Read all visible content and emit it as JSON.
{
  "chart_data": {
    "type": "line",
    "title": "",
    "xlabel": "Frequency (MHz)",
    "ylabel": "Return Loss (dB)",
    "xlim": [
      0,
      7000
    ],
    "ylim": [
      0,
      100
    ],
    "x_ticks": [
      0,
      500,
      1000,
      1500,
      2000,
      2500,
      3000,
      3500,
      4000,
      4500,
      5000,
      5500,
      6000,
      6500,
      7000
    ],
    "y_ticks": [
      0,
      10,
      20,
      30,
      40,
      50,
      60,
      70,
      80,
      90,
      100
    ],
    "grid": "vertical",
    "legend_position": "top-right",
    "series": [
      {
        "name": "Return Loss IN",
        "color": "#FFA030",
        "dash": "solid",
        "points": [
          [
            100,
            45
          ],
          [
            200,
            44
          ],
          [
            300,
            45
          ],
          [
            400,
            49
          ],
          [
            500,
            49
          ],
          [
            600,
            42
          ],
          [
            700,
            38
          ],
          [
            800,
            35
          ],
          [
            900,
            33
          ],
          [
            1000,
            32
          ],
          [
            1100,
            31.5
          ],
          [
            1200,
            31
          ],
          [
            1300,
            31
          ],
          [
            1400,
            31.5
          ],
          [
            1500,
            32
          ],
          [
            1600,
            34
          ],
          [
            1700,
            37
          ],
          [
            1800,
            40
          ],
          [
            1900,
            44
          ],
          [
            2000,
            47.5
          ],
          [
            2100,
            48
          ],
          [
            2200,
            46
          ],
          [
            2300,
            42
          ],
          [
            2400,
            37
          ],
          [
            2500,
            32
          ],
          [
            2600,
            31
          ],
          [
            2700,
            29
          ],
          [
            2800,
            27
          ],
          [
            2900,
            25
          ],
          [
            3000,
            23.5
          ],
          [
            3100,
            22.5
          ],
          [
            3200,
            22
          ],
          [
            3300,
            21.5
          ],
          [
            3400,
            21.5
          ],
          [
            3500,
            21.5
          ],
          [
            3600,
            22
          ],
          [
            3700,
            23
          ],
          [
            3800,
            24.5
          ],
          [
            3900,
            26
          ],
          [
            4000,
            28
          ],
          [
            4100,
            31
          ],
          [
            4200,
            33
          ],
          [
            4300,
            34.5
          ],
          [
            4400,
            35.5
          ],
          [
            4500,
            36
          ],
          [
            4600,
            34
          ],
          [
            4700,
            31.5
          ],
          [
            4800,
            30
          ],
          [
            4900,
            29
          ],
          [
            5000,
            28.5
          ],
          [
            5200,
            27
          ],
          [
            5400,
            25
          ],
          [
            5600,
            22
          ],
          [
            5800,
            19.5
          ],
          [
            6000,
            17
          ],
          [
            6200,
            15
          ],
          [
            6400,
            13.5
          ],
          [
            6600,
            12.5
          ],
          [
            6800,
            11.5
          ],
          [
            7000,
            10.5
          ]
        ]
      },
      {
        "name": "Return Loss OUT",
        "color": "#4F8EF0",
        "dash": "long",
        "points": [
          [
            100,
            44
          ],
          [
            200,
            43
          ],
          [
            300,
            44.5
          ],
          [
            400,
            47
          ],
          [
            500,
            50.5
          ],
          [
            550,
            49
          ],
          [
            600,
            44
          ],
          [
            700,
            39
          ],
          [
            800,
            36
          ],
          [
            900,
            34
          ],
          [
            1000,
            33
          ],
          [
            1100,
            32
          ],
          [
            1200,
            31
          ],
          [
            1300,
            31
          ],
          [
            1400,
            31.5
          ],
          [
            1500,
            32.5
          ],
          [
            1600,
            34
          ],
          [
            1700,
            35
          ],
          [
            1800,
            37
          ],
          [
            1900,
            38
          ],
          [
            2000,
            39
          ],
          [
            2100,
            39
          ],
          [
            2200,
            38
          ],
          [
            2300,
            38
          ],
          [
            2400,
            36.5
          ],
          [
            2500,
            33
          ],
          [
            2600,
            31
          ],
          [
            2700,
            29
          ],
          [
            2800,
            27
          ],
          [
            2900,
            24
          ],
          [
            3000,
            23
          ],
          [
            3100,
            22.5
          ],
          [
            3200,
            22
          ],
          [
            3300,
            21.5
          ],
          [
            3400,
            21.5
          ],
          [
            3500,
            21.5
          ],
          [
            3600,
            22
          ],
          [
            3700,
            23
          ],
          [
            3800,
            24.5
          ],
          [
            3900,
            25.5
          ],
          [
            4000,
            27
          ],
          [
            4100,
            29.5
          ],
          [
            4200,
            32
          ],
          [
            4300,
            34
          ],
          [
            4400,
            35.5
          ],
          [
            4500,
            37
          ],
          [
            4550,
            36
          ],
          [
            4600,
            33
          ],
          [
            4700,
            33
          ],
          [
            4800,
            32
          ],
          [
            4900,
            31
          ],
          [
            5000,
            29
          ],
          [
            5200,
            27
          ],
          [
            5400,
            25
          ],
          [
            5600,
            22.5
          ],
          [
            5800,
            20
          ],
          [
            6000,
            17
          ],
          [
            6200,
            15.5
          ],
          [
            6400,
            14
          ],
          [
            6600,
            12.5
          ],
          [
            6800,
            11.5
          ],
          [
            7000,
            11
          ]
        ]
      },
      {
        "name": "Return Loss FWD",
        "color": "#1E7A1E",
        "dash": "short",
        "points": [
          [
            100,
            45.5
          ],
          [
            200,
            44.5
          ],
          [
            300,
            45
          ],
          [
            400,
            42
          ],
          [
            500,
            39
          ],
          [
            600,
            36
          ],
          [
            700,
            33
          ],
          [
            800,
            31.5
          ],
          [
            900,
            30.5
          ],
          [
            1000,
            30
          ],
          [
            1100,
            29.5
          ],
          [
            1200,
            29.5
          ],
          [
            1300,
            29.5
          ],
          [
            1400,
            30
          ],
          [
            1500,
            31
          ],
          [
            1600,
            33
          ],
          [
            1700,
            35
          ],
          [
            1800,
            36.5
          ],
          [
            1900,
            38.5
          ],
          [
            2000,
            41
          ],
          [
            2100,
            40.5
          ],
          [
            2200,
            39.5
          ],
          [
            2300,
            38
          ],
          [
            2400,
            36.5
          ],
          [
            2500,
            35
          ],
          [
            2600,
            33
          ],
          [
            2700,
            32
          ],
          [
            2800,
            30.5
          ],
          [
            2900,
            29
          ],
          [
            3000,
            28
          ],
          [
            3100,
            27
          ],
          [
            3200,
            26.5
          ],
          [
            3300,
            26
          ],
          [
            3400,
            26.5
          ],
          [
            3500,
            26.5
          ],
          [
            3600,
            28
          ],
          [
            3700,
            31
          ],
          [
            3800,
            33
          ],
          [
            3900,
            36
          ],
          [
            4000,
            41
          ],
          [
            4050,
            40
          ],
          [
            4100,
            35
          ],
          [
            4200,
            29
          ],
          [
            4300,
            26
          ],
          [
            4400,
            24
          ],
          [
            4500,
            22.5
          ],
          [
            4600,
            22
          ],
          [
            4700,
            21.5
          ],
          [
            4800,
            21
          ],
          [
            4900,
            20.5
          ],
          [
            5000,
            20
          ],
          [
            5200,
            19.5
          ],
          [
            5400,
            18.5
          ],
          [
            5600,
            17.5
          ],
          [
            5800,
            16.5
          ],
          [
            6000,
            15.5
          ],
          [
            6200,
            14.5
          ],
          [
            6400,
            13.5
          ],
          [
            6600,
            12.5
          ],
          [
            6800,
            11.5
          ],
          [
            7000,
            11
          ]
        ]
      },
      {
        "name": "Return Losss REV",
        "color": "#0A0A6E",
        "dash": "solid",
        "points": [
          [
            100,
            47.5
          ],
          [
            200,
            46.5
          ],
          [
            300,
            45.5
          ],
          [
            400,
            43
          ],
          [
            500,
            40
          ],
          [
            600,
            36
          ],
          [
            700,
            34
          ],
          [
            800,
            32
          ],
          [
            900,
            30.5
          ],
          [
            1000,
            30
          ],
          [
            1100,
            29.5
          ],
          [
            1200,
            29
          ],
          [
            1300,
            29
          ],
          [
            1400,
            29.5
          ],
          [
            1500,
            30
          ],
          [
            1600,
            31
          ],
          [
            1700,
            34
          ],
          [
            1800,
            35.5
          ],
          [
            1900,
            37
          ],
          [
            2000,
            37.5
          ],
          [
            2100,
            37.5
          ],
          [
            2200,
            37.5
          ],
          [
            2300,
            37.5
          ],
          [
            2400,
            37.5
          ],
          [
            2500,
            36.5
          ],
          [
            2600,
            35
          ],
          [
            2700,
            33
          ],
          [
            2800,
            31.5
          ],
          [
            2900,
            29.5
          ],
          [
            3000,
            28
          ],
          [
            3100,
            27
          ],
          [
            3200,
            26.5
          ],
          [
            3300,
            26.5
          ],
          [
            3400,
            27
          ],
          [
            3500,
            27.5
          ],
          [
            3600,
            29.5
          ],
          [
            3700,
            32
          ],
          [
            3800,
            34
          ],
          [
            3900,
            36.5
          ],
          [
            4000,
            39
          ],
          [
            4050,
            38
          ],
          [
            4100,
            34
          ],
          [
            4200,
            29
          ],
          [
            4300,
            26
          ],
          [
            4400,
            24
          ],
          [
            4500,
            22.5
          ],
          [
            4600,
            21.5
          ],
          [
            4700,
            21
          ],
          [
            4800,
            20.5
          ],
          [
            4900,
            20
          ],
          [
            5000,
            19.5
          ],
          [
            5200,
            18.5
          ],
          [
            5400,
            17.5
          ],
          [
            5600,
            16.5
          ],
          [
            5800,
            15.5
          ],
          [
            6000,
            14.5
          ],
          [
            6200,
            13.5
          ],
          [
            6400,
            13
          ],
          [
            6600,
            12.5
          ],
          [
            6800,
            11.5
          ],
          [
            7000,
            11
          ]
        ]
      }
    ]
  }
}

◆ ◆ ◆ ◆

BRIEF >>
Work out how many lines of the data above hold the word "dash", and write only the count.

TASK ANSWER >>
4